**Listing:**
## start
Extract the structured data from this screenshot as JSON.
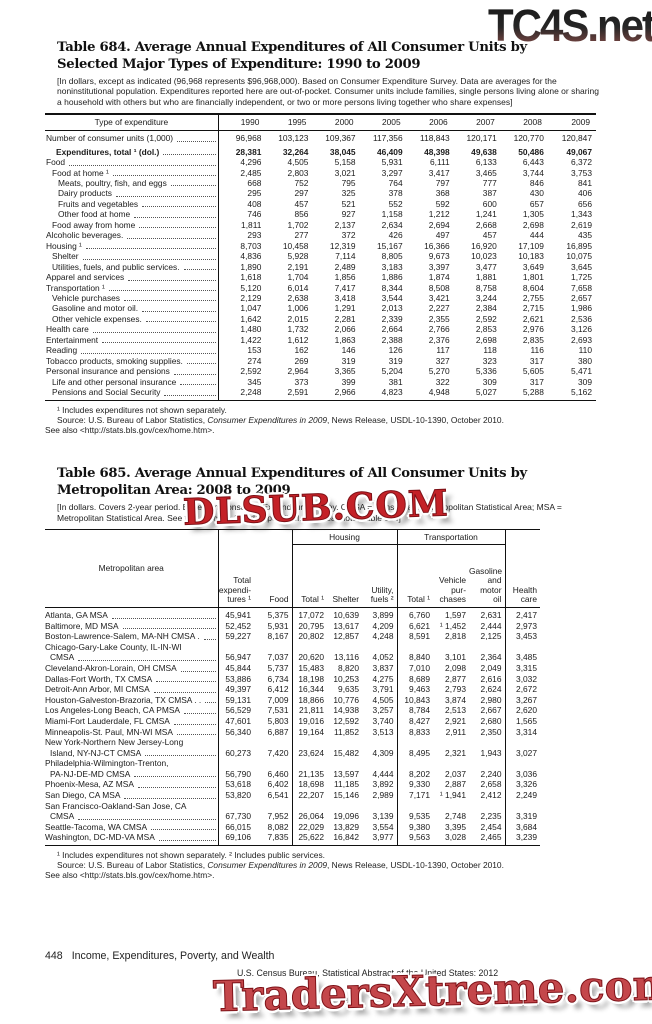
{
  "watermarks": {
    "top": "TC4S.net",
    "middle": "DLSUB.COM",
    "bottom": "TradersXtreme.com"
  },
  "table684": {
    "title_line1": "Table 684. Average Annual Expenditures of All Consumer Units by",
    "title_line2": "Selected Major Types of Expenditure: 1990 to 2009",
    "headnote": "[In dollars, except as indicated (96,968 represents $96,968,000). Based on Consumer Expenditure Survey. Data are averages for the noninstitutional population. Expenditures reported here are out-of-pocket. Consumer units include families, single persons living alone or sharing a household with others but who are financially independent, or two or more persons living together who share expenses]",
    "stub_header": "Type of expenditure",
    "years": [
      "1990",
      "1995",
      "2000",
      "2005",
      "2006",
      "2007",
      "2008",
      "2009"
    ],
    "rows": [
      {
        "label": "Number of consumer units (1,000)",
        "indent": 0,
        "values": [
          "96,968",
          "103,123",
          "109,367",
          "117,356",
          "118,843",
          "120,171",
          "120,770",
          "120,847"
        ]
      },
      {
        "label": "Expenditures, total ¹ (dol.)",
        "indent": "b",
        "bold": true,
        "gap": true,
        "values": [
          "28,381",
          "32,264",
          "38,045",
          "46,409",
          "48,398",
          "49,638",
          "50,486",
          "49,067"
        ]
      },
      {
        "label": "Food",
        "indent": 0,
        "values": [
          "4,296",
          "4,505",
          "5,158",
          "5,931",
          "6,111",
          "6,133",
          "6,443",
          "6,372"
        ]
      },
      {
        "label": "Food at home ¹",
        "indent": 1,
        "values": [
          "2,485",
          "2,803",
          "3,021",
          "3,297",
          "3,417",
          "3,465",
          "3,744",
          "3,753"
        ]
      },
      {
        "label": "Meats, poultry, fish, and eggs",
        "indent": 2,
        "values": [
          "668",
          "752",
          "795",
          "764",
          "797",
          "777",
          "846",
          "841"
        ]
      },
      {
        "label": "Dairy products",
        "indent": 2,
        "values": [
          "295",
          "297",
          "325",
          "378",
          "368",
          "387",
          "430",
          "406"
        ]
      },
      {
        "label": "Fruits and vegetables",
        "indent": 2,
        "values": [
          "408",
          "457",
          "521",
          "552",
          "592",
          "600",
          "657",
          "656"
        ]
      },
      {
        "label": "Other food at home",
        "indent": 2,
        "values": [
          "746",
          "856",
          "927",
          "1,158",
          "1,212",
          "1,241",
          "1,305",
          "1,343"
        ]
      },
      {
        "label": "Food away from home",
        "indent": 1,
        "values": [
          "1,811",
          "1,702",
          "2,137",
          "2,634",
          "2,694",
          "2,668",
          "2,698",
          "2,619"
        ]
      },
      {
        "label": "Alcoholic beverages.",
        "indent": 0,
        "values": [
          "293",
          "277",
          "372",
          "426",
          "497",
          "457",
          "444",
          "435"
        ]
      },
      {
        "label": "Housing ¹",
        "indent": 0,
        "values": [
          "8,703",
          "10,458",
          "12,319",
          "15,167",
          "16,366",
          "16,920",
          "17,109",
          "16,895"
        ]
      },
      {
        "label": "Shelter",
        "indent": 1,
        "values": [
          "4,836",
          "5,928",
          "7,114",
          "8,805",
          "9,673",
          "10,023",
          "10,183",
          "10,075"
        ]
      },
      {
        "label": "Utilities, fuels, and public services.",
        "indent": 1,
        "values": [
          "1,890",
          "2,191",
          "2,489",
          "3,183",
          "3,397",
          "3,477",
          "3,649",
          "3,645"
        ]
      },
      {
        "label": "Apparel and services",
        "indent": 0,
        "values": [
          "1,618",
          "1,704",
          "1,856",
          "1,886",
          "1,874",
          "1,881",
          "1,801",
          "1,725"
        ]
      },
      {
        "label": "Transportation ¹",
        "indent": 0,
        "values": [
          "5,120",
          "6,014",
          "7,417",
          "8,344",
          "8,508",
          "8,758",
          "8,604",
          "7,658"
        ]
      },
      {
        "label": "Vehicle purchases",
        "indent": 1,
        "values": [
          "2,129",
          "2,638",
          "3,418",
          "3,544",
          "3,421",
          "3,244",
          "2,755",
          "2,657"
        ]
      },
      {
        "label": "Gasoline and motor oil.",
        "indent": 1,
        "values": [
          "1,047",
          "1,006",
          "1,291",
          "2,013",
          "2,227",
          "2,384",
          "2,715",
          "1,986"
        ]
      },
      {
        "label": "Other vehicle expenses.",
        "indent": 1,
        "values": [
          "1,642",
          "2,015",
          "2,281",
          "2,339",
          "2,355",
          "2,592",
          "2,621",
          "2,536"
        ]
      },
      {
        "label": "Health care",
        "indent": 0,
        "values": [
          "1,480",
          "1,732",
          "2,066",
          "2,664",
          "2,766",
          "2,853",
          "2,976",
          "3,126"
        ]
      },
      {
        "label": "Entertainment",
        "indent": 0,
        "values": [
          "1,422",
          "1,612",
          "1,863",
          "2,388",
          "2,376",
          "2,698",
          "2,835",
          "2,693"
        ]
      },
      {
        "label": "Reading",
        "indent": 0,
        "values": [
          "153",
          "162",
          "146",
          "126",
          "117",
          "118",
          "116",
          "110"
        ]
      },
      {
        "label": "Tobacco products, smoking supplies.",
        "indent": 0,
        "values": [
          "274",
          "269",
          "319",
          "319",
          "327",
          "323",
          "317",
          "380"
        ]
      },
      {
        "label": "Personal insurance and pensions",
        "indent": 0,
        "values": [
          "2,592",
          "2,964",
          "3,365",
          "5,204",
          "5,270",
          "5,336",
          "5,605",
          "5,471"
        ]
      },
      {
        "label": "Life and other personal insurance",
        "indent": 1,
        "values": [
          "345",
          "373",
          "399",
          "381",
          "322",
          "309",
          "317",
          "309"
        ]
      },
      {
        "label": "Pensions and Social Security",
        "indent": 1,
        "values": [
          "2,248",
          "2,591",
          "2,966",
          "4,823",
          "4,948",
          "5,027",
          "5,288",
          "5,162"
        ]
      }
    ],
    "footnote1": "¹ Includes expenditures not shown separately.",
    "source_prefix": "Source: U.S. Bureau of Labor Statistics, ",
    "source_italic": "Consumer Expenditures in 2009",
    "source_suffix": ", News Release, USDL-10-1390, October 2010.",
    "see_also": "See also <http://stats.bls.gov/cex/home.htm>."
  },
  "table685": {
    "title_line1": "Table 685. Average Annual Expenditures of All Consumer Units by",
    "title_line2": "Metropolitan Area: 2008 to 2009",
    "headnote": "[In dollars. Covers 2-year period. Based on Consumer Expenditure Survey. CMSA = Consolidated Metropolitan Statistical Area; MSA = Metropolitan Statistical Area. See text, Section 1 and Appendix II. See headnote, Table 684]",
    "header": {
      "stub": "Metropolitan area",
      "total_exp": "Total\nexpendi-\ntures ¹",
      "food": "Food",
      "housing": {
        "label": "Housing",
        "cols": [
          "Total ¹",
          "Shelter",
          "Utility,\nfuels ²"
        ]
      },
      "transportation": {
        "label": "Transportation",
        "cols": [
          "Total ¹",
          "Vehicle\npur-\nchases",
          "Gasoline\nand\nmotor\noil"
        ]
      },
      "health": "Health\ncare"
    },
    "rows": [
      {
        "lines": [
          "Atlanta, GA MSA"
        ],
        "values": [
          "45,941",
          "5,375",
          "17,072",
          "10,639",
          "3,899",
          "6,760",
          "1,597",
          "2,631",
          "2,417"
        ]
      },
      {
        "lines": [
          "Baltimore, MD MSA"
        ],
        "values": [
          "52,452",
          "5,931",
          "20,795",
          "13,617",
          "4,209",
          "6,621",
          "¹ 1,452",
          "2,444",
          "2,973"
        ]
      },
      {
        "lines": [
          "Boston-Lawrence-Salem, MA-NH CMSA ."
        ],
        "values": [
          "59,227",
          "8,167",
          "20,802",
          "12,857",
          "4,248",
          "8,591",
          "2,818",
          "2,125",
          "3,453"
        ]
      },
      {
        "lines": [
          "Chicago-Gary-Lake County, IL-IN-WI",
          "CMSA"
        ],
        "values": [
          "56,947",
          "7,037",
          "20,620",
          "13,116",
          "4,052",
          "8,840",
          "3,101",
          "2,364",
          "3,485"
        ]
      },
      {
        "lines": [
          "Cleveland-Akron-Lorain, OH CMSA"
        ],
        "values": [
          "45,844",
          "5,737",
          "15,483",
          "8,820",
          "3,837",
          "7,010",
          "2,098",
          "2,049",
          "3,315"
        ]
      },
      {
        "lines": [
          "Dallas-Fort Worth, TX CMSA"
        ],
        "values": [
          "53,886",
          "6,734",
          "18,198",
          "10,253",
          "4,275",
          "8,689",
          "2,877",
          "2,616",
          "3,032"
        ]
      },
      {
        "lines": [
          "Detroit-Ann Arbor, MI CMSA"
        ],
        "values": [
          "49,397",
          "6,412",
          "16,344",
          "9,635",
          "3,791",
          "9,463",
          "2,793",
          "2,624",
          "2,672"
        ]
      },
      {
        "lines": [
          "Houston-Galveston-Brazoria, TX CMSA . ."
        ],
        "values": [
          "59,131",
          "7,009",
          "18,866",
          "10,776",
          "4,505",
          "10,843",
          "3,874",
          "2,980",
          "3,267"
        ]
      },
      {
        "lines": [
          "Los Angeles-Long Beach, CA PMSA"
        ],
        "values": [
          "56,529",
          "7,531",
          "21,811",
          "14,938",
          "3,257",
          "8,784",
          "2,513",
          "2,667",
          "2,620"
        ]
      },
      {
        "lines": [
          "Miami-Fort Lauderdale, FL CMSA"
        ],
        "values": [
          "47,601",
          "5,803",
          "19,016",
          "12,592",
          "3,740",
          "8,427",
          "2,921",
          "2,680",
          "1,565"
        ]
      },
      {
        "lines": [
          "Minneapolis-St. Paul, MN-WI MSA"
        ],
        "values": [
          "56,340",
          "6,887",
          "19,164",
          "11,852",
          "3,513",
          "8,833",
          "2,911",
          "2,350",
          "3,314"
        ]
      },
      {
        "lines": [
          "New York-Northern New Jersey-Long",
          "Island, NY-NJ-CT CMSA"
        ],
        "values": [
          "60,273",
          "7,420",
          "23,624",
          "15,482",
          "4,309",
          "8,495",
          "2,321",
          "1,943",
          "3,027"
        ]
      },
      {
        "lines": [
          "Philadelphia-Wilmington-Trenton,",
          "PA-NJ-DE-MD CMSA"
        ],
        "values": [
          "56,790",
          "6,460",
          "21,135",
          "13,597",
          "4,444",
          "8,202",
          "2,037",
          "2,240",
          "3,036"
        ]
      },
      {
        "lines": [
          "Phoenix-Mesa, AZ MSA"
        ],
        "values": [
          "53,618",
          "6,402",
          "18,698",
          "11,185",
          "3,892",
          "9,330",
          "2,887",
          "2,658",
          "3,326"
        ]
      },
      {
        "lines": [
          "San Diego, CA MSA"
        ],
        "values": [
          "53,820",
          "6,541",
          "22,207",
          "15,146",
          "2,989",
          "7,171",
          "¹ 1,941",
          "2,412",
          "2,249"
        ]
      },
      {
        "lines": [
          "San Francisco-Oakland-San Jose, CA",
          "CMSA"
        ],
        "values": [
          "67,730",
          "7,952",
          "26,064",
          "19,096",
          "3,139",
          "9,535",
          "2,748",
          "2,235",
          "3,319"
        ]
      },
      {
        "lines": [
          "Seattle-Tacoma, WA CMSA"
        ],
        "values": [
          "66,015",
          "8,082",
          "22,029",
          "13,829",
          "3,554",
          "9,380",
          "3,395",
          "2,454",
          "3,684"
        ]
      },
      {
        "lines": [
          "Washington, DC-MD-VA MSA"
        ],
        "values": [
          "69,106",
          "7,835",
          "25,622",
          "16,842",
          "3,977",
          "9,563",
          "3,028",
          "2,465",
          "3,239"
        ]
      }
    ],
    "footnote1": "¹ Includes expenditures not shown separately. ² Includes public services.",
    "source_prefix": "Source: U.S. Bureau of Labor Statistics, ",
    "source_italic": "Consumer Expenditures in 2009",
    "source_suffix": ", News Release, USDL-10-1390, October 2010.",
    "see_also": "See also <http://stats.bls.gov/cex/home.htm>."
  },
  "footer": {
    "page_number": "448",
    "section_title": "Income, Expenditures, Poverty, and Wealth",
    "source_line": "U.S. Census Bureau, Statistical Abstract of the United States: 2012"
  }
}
## end
**What to work on:** State the number of lines in this listing that contain the string "public", and add nothing else.

**Result:** 2